_Given exercise_: Type out the records that follow, exactly as given.

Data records
▼▼▼

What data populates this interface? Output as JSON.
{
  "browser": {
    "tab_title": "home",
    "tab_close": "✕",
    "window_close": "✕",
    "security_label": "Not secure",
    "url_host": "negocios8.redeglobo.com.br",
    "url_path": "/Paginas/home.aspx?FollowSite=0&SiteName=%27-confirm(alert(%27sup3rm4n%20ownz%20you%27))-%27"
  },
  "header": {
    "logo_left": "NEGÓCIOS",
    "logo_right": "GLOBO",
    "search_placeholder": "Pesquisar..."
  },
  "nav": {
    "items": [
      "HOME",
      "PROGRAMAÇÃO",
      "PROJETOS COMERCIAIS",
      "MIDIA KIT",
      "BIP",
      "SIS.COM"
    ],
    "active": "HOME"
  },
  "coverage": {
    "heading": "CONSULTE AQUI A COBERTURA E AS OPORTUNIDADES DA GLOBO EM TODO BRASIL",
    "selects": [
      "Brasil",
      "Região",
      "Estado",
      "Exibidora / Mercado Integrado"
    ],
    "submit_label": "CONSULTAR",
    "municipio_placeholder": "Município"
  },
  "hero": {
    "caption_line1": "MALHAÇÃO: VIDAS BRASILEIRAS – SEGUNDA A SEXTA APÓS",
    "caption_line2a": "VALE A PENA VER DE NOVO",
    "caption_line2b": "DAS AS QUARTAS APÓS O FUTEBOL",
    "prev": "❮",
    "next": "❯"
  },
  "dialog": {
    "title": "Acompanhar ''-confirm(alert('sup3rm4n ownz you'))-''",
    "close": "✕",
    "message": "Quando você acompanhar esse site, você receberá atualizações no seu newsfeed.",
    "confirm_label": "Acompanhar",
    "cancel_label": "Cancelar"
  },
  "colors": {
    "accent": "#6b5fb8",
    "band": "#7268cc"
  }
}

▲▲▲

_Answer in full_:
What data populates this interface? Output as JSON.
{
  "browser": {
    "tab_title": "home",
    "tab_close": "✕",
    "window_close": "✕",
    "security_label": "Not secure",
    "url_host": "negocios8.redeglobo.com.br",
    "url_path": "/Paginas/home.aspx?FollowSite=0&SiteName=%27-confirm(alert(%27sup3rm4n%20ownz%20you%27))-%27"
  },
  "header": {
    "logo_left": "NEGÓCIOS",
    "logo_right": "GLOBO",
    "search_placeholder": "Pesquisar..."
  },
  "nav": {
    "items": [
      "HOME",
      "PROGRAMAÇÃO",
      "PROJETOS COMERCIAIS",
      "MIDIA KIT",
      "BIP",
      "SIS.COM"
    ],
    "active": "HOME"
  },
  "coverage": {
    "heading": "CONSULTE AQUI A COBERTURA E AS OPORTUNIDADES DA GLOBO EM TODO BRASIL",
    "selects": [
      "Brasil",
      "Região",
      "Estado",
      "Exibidora / Mercado Integrado"
    ],
    "submit_label": "CONSULTAR",
    "municipio_placeholder": "Município"
  },
  "hero": {
    "caption_line1": "MALHAÇÃO: VIDAS BRASILEIRAS – SEGUNDA A SEXTA APÓS",
    "caption_line2a": "VALE A PENA VER DE NOVO",
    "caption_line2b": "DAS AS QUARTAS APÓS O FUTEBOL",
    "prev": "❮",
    "next": "❯"
  },
  "dialog": {
    "title": "Acompanhar ''-confirm(alert('sup3rm4n ownz you'))-''",
    "close": "✕",
    "message": "Quando você acompanhar esse site, você receberá atualizações no seu newsfeed.",
    "confirm_label": "Acompanhar",
    "cancel_label": "Cancelar"
  },
  "colors": {
    "accent": "#6b5fb8",
    "band": "#7268cc"
  }
}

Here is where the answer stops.